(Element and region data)
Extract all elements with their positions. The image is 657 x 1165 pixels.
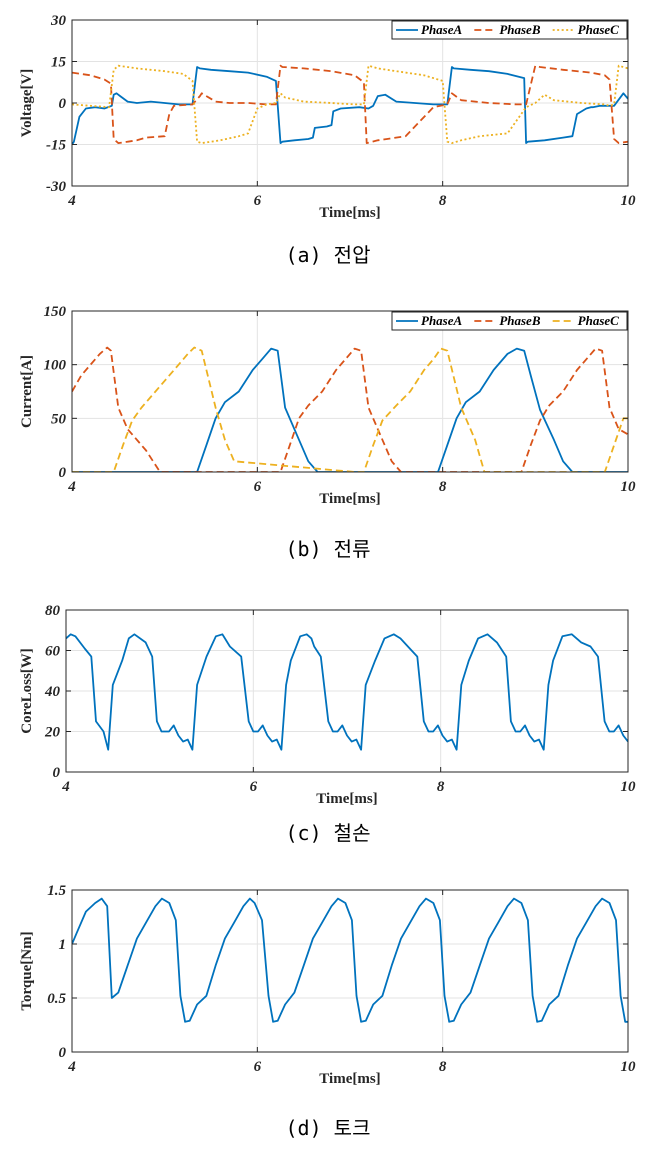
y-tick-label: -15	[46, 138, 66, 154]
x-tick-label: 8	[439, 1059, 447, 1075]
x-tick-label: 4	[67, 1059, 76, 1075]
x-tick-label: 10	[621, 193, 637, 209]
y-tick-label: 1	[59, 937, 67, 953]
x-axis-label: Time[ms]	[316, 791, 377, 807]
y-tick-label: 0	[59, 1045, 67, 1061]
axes-box	[71, 310, 629, 473]
x-tick-label: 10	[621, 779, 637, 795]
legend-label: PhaseC	[578, 22, 620, 37]
series-line-0	[66, 633, 628, 751]
legend-label: PhaseC	[578, 313, 620, 328]
y-axis-label: Current[A]	[19, 355, 35, 428]
legend: PhaseA PhaseB PhaseC	[391, 311, 628, 331]
figure-caption: (c) 철손	[286, 821, 371, 845]
figure-caption: (b) 전류	[286, 537, 371, 561]
y-tick-label: 50	[51, 411, 67, 427]
x-tick-label: 10	[621, 1059, 637, 1075]
y-tick-label: 0	[53, 765, 61, 781]
x-tick-label: 6	[254, 1059, 262, 1075]
y-tick-label: 15	[51, 55, 67, 71]
y-tick-label: 100	[44, 358, 67, 374]
series-line-0	[72, 897, 628, 1023]
chart-panel-0: 4 6 8 10 -30 -15 0 15 30 Time[ms] Voltage[V] PhaseA…	[19, 13, 636, 267]
x-tick-label: 4	[61, 779, 70, 795]
x-tick-label: 8	[437, 779, 445, 795]
figure-caption: (d) 토크	[286, 1116, 371, 1140]
legend-label: PhaseA	[421, 22, 463, 37]
legend-box	[391, 20, 628, 40]
legend: PhaseA PhaseB PhaseC	[391, 20, 628, 40]
chart-panel-2: 4 6 8 10 0 20 40 60 80 Time[ms] CoreLoss[W] (c) 철손	[19, 603, 636, 845]
x-tick-label: 8	[439, 193, 447, 209]
series-line-phaseb	[72, 346, 628, 472]
y-tick-label: 40	[44, 684, 61, 700]
y-tick-label: 30	[50, 13, 67, 29]
y-axis-label: Torque[Nm]	[19, 931, 35, 1010]
x-axis-label: Time[ms]	[319, 491, 380, 507]
x-tick-label: 8	[439, 479, 447, 495]
y-tick-label: 1.5	[47, 883, 66, 899]
series-line-phaseb	[72, 64, 628, 145]
x-tick-label: 6	[254, 193, 262, 209]
legend-box	[391, 311, 628, 331]
series-line-phasea	[72, 66, 628, 146]
x-axis-label: Time[ms]	[319, 205, 380, 221]
y-tick-label: 80	[45, 603, 61, 619]
y-tick-label: 150	[44, 304, 67, 320]
x-tick-label: 4	[67, 479, 76, 495]
y-tick-label: 20	[44, 725, 61, 741]
figure-caption: (a) 전압	[286, 243, 371, 267]
series-line-phasec	[72, 64, 628, 145]
legend-label: PhaseB	[499, 313, 541, 328]
x-tick-label: 4	[67, 193, 76, 209]
y-tick-label: 0	[59, 96, 67, 112]
y-tick-label: 0.5	[47, 991, 66, 1007]
y-tick-label: 60	[45, 644, 61, 660]
x-tick-label: 10	[621, 479, 637, 495]
y-tick-label: -30	[46, 179, 66, 195]
x-axis-label: Time[ms]	[319, 1071, 380, 1087]
y-axis-label: CoreLoss[W]	[19, 648, 35, 734]
series-line-phasea	[72, 347, 628, 472]
series-line-phasec	[72, 346, 628, 472]
y-tick-label: 0	[59, 465, 67, 481]
x-tick-label: 6	[250, 779, 258, 795]
y-axis-label: Voltage[V]	[19, 69, 35, 138]
legend-label: PhaseB	[499, 22, 541, 37]
legend-label: PhaseA	[421, 313, 463, 328]
axes-box	[71, 889, 629, 1053]
x-tick-label: 6	[254, 479, 262, 495]
chart-panel-3: 4 6 8 10 0 0.5 1 1.5 Time[ms] Torque[Nm] (d) 토크	[19, 883, 636, 1140]
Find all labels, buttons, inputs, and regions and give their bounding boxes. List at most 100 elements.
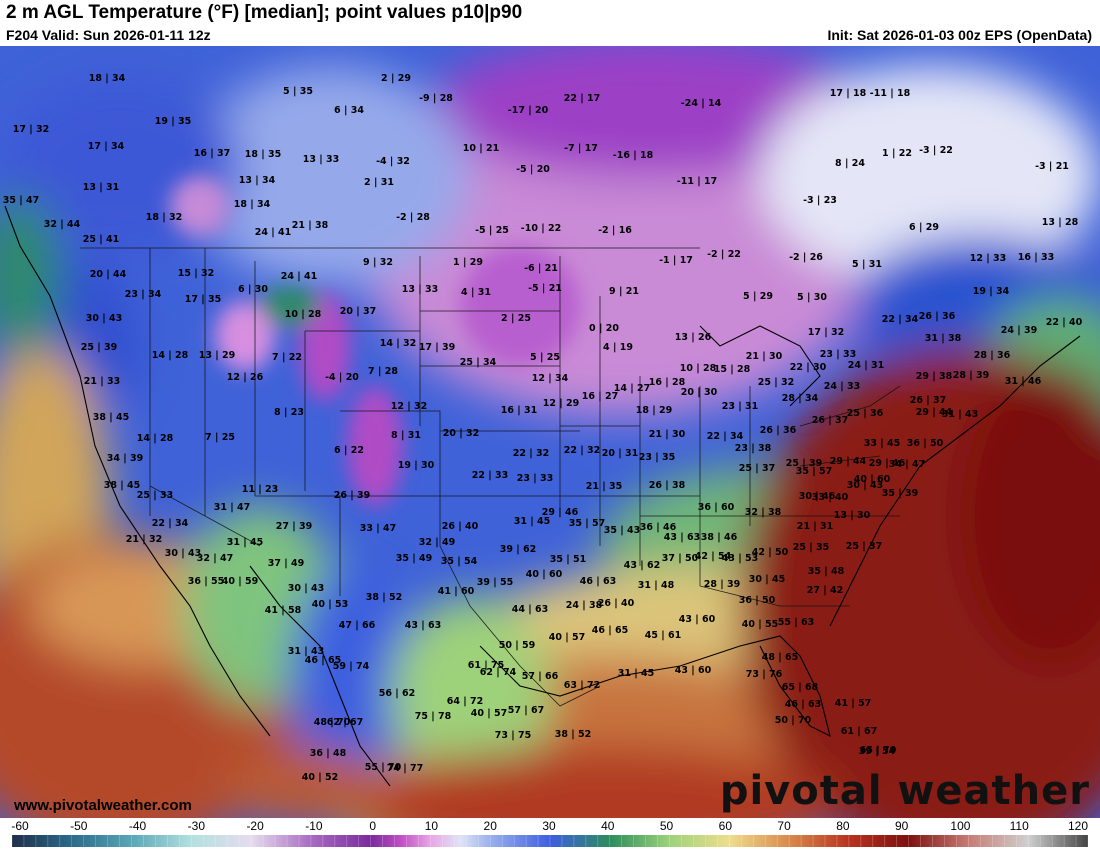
point-value-label: 47 | 66 bbox=[339, 620, 376, 631]
point-value-labels: 18 | 34 5 | 35 2 | 29 -9 | 28 22 | 17 -24 | 1… bbox=[3, 73, 1083, 783]
watermark-brand: pivotal weather bbox=[719, 768, 1090, 814]
point-value-label: 9 | 32 bbox=[363, 257, 393, 268]
point-value-label: 59 | 74 bbox=[333, 661, 370, 672]
point-value-label: -6 | 21 bbox=[524, 263, 558, 274]
point-value-label: 31 | 38 bbox=[925, 333, 962, 344]
point-value-label: 35 | 39 bbox=[882, 488, 919, 499]
point-value-label: 25 | 41 bbox=[83, 234, 120, 245]
point-value-label: 7 | 22 bbox=[272, 352, 302, 363]
point-value-label: 14 | 32 bbox=[380, 338, 417, 349]
point-value-label: 30 | 43 bbox=[847, 480, 884, 491]
point-value-label: 43 | 60 bbox=[679, 614, 716, 625]
point-value-label: 75 | 78 bbox=[415, 711, 452, 722]
point-value-label: 6 | 34 bbox=[334, 105, 364, 116]
watermark-url: www.pivotalweather.com bbox=[14, 797, 192, 814]
point-value-label: 40 | 60 bbox=[526, 569, 563, 580]
point-value-label: 12 | 33 bbox=[970, 253, 1007, 264]
point-value-label: 33 | 45 bbox=[864, 438, 901, 449]
point-value-label: 31 | 48 bbox=[638, 580, 675, 591]
point-value-label: 21 | 33 bbox=[84, 376, 121, 387]
point-value-label: -3 | 21 bbox=[1035, 161, 1069, 172]
point-value-label: 20 | 30 bbox=[681, 387, 718, 398]
colorbar-tick-label: -50 bbox=[70, 819, 88, 833]
point-value-label: 35 | 48 bbox=[808, 566, 845, 577]
point-value-label: 43 | 60 bbox=[675, 665, 712, 676]
point-value-label: 29 | 38 bbox=[916, 371, 953, 382]
point-value-label: 8 | 31 bbox=[391, 430, 421, 441]
point-value-label: 23 | 33 bbox=[517, 473, 554, 484]
point-value-label: 63 | 72 bbox=[564, 680, 601, 691]
point-value-label: 24 | 41 bbox=[281, 271, 318, 282]
point-value-label: 17 | 35 bbox=[185, 294, 222, 305]
point-value-label: 26 | 37 bbox=[812, 415, 849, 426]
point-value-label: 48 | 70 bbox=[314, 717, 351, 728]
colorbar-strip bbox=[12, 835, 1088, 847]
point-value-label: 20 | 31 bbox=[602, 448, 639, 459]
point-value-label: 46 | 65 bbox=[305, 655, 342, 666]
point-value-label: 16 | 33 bbox=[1018, 252, 1055, 263]
point-value-label: 27 | 39 bbox=[276, 521, 313, 532]
point-value-label: 34 | 47 bbox=[889, 459, 926, 470]
point-value-label: 21 | 31 bbox=[797, 521, 834, 532]
point-value-label: 57 | 67 bbox=[508, 705, 545, 716]
point-value-label: 26 | 36 bbox=[919, 311, 956, 322]
point-value-label: 34 | 39 bbox=[107, 453, 144, 464]
point-value-label: -7 | 17 bbox=[564, 143, 598, 154]
point-value-label: 25 | 37 bbox=[739, 463, 776, 474]
point-value-label: 2 | 25 bbox=[501, 313, 531, 324]
point-value-label: 46 | 65 bbox=[592, 625, 629, 636]
point-value-label: 65 | 68 bbox=[782, 682, 819, 693]
colorbar: -60 -50 -40 -30 -20 -10 0 10 20 30 40 50 60 70 80 90 100… bbox=[0, 818, 1100, 850]
point-value-label: 55 | 63 bbox=[778, 617, 815, 628]
point-value-label: 13 | 30 bbox=[834, 510, 871, 521]
point-value-label: 10 | 28 bbox=[680, 363, 717, 374]
point-value-label: 25 | 36 bbox=[847, 408, 884, 419]
point-value-label: 29 | 44 bbox=[916, 407, 953, 418]
point-value-label: 40 | 57 bbox=[549, 632, 586, 643]
point-value-label: 12 | 29 bbox=[543, 398, 580, 409]
point-value-label: 18 | 34 bbox=[89, 73, 126, 84]
colorbar-tick-label: 80 bbox=[836, 819, 850, 833]
point-value-label: 25 | 32 bbox=[758, 377, 795, 388]
point-value-label: 22 | 33 bbox=[472, 470, 509, 481]
point-value-label: 39 | 62 bbox=[500, 544, 537, 555]
point-value-label: 35 | 49 bbox=[396, 553, 433, 564]
point-value-label: 43 | 63 bbox=[405, 620, 442, 631]
point-value-label: 31 | 47 bbox=[214, 502, 251, 513]
point-value-label: 32 | 38 bbox=[745, 507, 782, 518]
point-value-label: 31 | 46 bbox=[1005, 376, 1042, 387]
point-value-label: -3 | 23 bbox=[803, 195, 837, 206]
point-value-label: 13 | 34 bbox=[239, 175, 276, 186]
point-value-label: 39 | 55 bbox=[477, 577, 514, 588]
point-value-label: 32 | 49 bbox=[419, 537, 456, 548]
point-value-label: 14 | 28 bbox=[152, 350, 189, 361]
point-value-label: 17 | 39 bbox=[419, 342, 456, 353]
point-value-label: 36 | 50 bbox=[907, 438, 944, 449]
valid-time: F204 Valid: Sun 2026-01-11 12z bbox=[6, 27, 211, 43]
colorbar-tick-label: 10 bbox=[424, 819, 439, 833]
point-value-label: 29 | 44 bbox=[830, 456, 867, 467]
point-value-label: 32 | 47 bbox=[197, 553, 234, 564]
point-value-label: 21 | 35 bbox=[586, 481, 623, 492]
point-value-label: 17 | 32 bbox=[808, 327, 845, 338]
point-value-label: 8 | 23 bbox=[274, 407, 304, 418]
point-value-label: 5 | 30 bbox=[797, 292, 827, 303]
point-value-label: 33 | 47 bbox=[360, 523, 397, 534]
point-value-label: 27 | 42 bbox=[807, 585, 844, 596]
point-value-label: 50 | 59 bbox=[499, 640, 536, 651]
point-value-label: 22 | 40 bbox=[1046, 317, 1083, 328]
point-value-label: 18 | 29 bbox=[636, 405, 673, 416]
point-value-label: -5 | 20 bbox=[516, 164, 550, 175]
point-value-label: 23 | 33 bbox=[820, 349, 857, 360]
point-value-label: 26 | 39 bbox=[334, 490, 371, 501]
point-value-label: 31 | 45 bbox=[227, 537, 264, 548]
point-value-label: 8 | 24 bbox=[835, 158, 865, 169]
point-value-label: 39 | 54 bbox=[859, 746, 896, 757]
point-value-label: 37 | 50 bbox=[662, 553, 699, 564]
point-value-label: 25 | 37 bbox=[846, 541, 883, 552]
point-value-label: 42 | 50 bbox=[752, 547, 789, 558]
point-value-label: 21 | 30 bbox=[746, 351, 783, 362]
point-value-label: 62 | 74 bbox=[480, 667, 517, 678]
point-value-label: 22 | 32 bbox=[564, 445, 601, 456]
point-value-label: 28 | 34 bbox=[782, 393, 819, 404]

GOAL – Output the part of the material above as a JSON list of strings, one string per line, beginning at the line containing "138, 66, 154]" and ending at the line containing "243, 371, 267]", both included. Leave out any blank lines.

TASK ANSWER –
[
  "y-tick-label: -15\t[46, 138, 66, 154]",
  "x-tick-label: 8\t[439, 1059, 447, 1075]",
  "x-tick-label: 4\t[67, 1059, 76, 1075]",
  "x-tick-label: 10\t[621, 193, 637, 209]",
  "y-tick-label: 1\t[59, 937, 67, 953]",
  "x-axis-label: Time[ms]\t[316, 791, 377, 807]",
  "y-tick-label: 0\t[59, 1045, 67, 1061]",
  "axes-box\t[71, 310, 629, 473]",
  "x-tick-label: 10\t[621, 779, 637, 795]",
  "legend-label: PhaseC\t[578, 22, 620, 37]",
  "series-line-0\t[66, 633, 628, 751]",
  "legend-label: PhaseC\t[578, 313, 620, 328]",
  "y-axis-label: Current[A]\t[19, 355, 35, 428]",
  "legend: PhaseA PhaseB PhaseC\t[391, 311, 628, 331]",
  "figure-caption: (c) 철손\t[286, 821, 371, 845]",
  "figure-caption: (b) 전류\t[286, 537, 371, 561]",
  "y-tick-label: 50\t[51, 411, 67, 427]",
  "x-tick-label: 10\t[621, 1059, 637, 1075]",
  "y-tick-label: 0\t[53, 765, 61, 781]",
  "x-tick-label: 6\t[254, 1059, 262, 1075]",
  "y-tick-label: 15\t[51, 55, 67, 71]",
  "y-tick-label: 100\t[44, 358, 67, 374]",
  "series-line-0\t[72, 897, 628, 1023]",
  "chart-panel-0: 4 6 8 10 -30 -15 0 15 30 Time[ms] Voltage[V] PhaseA…\t[19, 13, 636, 267]",
  "x-tick-label: 4\t[61, 779, 70, 795]",
  "x-tick-label: 8\t[437, 779, 445, 795]",
  "figure-caption: (d) 토크\t[286, 1116, 371, 1140]",
  "legend-label: PhaseA\t[421, 22, 463, 37]",
  "legend-box\t[391, 20, 628, 40]",
  "legend: PhaseA PhaseB PhaseC\t[391, 20, 628, 40]",
  "chart-panel-2: 4 6 8 10 0 20 40 60 80 Time[ms] CoreLoss[W] (c) 철손\t[19, 603, 636, 845]",
  "x-tick-label: 8\t[439, 193, 447, 209]",
  "series-line-phaseb\t[72, 346, 628, 472]",
  "y-tick-label: 40\t[44, 684, 61, 700]",
  "y-tick-label: 30\t[50, 13, 67, 29]",
  "y-axis-label: Torque[Nm]\t[19, 931, 35, 1010]",
  "x-axis-label: Time[ms]\t[319, 491, 380, 507]",
  "x-tick-label: 8\t[439, 479, 447, 495]",
  "y-tick-label: 1.5\t[47, 883, 66, 899]",
  "series-line-phaseb\t[72, 64, 628, 145]",
  "x-tick-label: 6\t[254, 193, 262, 209]",
  "legend-box\t[391, 311, 628, 331]",
  "series-line-phasea\t[72, 66, 628, 146]",
  "x-axis-label: Time[ms]\t[319, 205, 380, 221]",
  "y-tick-label: 80\t[45, 603, 61, 619]",
  "y-tick-label: 150\t[44, 304, 67, 320]",
  "x-tick-label: 4\t[67, 479, 76, 495]",
  "y-tick-label: 20\t[44, 725, 61, 741]",
  "figure-caption: (a) 전압\t[286, 243, 371, 267]"
]